*WHAT IS NEEDED*
Below are the records. List every line holding the word "flipper".

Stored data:
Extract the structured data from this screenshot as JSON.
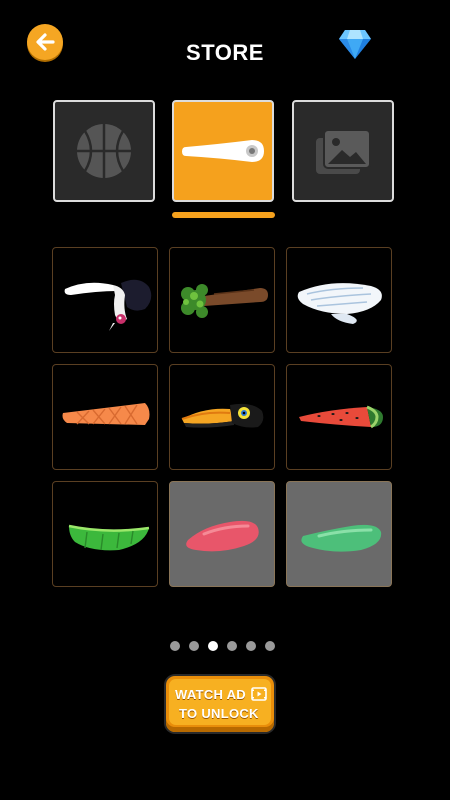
{
  "header": {
    "title": "STORE"
  },
  "colors": {
    "accent": "#f5a11d",
    "button_orange": "#f7b021",
    "locked_cell": "#6a6a6a",
    "gem_blue": "#3fa9f5"
  },
  "category_tabs": [
    {
      "icon": "basketball-icon",
      "active": false
    },
    {
      "icon": "flipper-icon",
      "active": true
    },
    {
      "icon": "image-gallery-icon",
      "active": false
    }
  ],
  "items": [
    {
      "icon": "vulture-flipper-icon",
      "locked": false
    },
    {
      "icon": "leafy-branch-flipper-icon",
      "locked": false
    },
    {
      "icon": "wing-flipper-icon",
      "locked": false
    },
    {
      "icon": "ice-cream-cone-flipper-icon",
      "locked": false
    },
    {
      "icon": "toucan-flipper-icon",
      "locked": false
    },
    {
      "icon": "watermelon-flipper-icon",
      "locked": false
    },
    {
      "icon": "leaf-flipper-icon",
      "locked": false
    },
    {
      "icon": "red-blob-flipper-icon",
      "locked": true
    },
    {
      "icon": "green-blob-flipper-icon",
      "locked": true
    }
  ],
  "pagination": {
    "total": 6,
    "current": 3
  },
  "unlock_button": {
    "line1": "WATCH AD",
    "line2": "TO UNLOCK",
    "icon": "film-icon"
  }
}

*FULL SOLUTION*
      "icon": "flipper-icon",
      "icon": "vulture-flipper-icon",
      "icon": "leafy-branch-flipper-icon",
      "icon": "wing-flipper-icon",
      "icon": "ice-cream-cone-flipper-icon",
      "icon": "toucan-flipper-icon",
      "icon": "watermelon-flipper-icon",
      "icon": "leaf-flipper-icon",
      "icon": "red-blob-flipper-icon",
      "icon": "green-blob-flipper-icon",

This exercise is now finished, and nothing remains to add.